WHAT YOU SHOULD DO: Out of all the lines below, count those with the word "propia". Give the number only.

SUPPLIED RECORDS:
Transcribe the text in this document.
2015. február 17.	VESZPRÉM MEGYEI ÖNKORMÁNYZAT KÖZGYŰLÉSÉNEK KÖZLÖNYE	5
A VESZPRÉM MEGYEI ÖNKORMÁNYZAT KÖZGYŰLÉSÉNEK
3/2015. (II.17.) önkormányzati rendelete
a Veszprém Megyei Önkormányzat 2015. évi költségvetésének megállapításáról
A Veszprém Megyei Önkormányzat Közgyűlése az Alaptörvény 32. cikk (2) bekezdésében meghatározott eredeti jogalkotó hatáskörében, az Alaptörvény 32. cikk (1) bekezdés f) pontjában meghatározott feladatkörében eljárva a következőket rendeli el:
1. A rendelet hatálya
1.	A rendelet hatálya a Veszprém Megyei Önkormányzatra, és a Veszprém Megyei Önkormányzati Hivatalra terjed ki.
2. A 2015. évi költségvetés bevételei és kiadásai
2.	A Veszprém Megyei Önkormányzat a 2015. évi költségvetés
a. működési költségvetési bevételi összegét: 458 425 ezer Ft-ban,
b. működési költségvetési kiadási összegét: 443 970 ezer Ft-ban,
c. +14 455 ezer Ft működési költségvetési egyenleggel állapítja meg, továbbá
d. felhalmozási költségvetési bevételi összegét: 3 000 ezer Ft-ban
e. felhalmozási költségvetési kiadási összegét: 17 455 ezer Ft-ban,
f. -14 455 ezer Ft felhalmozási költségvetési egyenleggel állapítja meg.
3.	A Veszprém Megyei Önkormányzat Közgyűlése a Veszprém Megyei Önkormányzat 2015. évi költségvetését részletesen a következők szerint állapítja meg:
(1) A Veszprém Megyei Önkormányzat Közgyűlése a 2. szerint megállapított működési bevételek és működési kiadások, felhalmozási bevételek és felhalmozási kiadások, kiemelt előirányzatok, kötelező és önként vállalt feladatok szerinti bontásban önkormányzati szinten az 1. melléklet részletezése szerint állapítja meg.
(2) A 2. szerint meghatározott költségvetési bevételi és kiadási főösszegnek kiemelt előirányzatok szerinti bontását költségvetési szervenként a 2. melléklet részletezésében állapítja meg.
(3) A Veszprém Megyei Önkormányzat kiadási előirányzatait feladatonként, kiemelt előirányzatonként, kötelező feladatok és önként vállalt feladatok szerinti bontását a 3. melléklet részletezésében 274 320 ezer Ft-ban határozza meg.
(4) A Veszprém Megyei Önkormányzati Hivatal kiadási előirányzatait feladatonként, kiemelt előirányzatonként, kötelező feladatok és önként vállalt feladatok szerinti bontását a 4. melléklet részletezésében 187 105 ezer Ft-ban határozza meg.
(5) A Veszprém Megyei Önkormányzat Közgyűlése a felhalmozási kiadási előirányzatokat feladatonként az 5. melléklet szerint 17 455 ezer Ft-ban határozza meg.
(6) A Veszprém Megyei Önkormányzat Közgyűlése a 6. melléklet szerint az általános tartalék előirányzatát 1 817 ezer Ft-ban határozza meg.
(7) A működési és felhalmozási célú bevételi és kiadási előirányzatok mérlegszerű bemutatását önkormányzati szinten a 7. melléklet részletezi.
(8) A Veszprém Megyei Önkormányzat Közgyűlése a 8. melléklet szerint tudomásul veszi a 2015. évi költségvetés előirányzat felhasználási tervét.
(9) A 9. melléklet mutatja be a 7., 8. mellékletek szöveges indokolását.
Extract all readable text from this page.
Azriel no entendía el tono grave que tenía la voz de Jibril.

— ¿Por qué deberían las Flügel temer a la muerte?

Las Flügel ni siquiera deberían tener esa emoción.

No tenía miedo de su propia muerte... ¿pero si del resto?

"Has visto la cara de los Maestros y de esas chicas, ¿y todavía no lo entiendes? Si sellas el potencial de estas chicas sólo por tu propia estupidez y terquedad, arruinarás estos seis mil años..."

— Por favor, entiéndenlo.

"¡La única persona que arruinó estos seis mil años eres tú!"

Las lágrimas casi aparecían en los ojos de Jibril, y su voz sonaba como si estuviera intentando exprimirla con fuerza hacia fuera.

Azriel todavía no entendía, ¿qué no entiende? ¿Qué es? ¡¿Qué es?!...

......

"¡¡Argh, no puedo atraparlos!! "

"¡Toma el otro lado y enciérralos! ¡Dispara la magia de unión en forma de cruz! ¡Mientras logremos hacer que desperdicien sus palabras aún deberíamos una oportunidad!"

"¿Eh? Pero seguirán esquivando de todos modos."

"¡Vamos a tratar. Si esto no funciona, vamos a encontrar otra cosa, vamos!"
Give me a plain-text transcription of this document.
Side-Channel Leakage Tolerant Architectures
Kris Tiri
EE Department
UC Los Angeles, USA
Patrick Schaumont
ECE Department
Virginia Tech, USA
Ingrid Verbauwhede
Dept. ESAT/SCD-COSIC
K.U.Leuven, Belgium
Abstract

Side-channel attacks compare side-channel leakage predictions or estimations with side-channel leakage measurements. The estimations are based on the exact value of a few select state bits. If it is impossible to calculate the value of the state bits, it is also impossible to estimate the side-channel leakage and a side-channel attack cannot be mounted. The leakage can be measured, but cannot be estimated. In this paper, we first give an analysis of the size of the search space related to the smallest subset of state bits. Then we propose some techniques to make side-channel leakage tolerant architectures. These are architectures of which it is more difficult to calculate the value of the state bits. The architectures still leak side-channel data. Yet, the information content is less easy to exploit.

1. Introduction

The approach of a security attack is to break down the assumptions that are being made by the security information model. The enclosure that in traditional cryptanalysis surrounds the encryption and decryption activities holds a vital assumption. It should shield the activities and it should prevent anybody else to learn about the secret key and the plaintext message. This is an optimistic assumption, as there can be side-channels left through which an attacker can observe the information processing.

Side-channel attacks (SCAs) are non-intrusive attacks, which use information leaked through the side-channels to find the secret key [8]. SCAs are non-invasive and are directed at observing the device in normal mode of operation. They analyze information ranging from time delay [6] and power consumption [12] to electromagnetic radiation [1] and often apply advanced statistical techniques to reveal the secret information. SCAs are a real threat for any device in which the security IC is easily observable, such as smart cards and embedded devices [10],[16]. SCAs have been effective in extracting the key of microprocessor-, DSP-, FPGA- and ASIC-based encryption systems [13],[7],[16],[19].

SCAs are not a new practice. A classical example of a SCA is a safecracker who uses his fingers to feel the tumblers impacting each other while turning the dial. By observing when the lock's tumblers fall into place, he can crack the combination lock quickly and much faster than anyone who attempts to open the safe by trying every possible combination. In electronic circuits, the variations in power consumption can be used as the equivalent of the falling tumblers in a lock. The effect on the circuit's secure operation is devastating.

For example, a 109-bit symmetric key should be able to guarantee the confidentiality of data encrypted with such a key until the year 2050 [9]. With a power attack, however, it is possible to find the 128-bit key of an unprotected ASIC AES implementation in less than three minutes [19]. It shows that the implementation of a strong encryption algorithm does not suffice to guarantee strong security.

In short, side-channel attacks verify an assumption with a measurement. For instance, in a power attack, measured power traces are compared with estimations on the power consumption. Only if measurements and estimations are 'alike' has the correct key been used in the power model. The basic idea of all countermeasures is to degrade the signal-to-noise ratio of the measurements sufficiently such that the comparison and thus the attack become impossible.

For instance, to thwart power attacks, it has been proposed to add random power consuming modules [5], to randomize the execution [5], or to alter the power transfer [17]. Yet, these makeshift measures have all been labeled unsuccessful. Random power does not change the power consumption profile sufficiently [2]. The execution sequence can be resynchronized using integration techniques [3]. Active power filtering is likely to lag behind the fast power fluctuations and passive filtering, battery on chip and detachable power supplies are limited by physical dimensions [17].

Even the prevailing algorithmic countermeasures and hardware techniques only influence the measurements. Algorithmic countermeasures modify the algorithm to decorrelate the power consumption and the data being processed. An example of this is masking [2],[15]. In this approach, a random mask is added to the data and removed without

CORRECT RESULT: 2